Exercise objective
Restate the records below word for word.

::: Information provided :::

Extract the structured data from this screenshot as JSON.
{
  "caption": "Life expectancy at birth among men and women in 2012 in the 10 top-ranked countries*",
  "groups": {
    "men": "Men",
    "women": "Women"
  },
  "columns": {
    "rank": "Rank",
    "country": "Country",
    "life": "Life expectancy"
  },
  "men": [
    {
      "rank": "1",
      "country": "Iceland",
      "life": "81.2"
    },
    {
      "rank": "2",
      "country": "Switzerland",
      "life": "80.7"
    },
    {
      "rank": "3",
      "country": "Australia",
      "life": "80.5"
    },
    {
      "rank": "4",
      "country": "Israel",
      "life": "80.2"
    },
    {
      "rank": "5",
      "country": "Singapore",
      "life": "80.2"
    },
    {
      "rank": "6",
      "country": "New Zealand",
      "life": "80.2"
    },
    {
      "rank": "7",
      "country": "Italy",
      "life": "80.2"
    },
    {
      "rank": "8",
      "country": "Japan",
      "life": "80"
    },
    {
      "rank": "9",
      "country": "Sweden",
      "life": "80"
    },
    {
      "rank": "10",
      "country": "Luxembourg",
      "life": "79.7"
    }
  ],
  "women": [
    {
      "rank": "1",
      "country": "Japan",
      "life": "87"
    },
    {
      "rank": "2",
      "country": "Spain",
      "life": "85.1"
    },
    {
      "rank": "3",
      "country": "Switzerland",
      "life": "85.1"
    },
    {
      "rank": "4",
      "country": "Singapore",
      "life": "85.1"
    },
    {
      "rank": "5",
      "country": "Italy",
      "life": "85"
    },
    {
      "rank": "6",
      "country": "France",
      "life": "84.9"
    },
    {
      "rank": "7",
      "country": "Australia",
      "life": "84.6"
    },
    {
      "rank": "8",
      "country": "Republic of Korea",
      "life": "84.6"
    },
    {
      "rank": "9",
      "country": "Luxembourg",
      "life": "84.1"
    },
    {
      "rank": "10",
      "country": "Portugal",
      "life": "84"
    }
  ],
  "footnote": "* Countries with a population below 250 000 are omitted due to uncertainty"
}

:::

Result of this task
Extract the structured data from this screenshot as JSON.
{
  "caption": "Life expectancy at birth among men and women in 2012 in the 10 top-ranked countries*",
  "groups": {
    "men": "Men",
    "women": "Women"
  },
  "columns": {
    "rank": "Rank",
    "country": "Country",
    "life": "Life expectancy"
  },
  "men": [
    {
      "rank": "1",
      "country": "Iceland",
      "life": "81.2"
    },
    {
      "rank": "2",
      "country": "Switzerland",
      "life": "80.7"
    },
    {
      "rank": "3",
      "country": "Australia",
      "life": "80.5"
    },
    {
      "rank": "4",
      "country": "Israel",
      "life": "80.2"
    },
    {
      "rank": "5",
      "country": "Singapore",
      "life": "80.2"
    },
    {
      "rank": "6",
      "country": "New Zealand",
      "life": "80.2"
    },
    {
      "rank": "7",
      "country": "Italy",
      "life": "80.2"
    },
    {
      "rank": "8",
      "country": "Japan",
      "life": "80"
    },
    {
      "rank": "9",
      "country": "Sweden",
      "life": "80"
    },
    {
      "rank": "10",
      "country": "Luxembourg",
      "life": "79.7"
    }
  ],
  "women": [
    {
      "rank": "1",
      "country": "Japan",
      "life": "87"
    },
    {
      "rank": "2",
      "country": "Spain",
      "life": "85.1"
    },
    {
      "rank": "3",
      "country": "Switzerland",
      "life": "85.1"
    },
    {
      "rank": "4",
      "country": "Singapore",
      "life": "85.1"
    },
    {
      "rank": "5",
      "country": "Italy",
      "life": "85"
    },
    {
      "rank": "6",
      "country": "France",
      "life": "84.9"
    },
    {
      "rank": "7",
      "country": "Australia",
      "life": "84.6"
    },
    {
      "rank": "8",
      "country": "Republic of Korea",
      "life": "84.6"
    },
    {
      "rank": "9",
      "country": "Luxembourg",
      "life": "84.1"
    },
    {
      "rank": "10",
      "country": "Portugal",
      "life": "84"
    }
  ],
  "footnote": "* Countries with a population below 250 000 are omitted due to uncertainty"
}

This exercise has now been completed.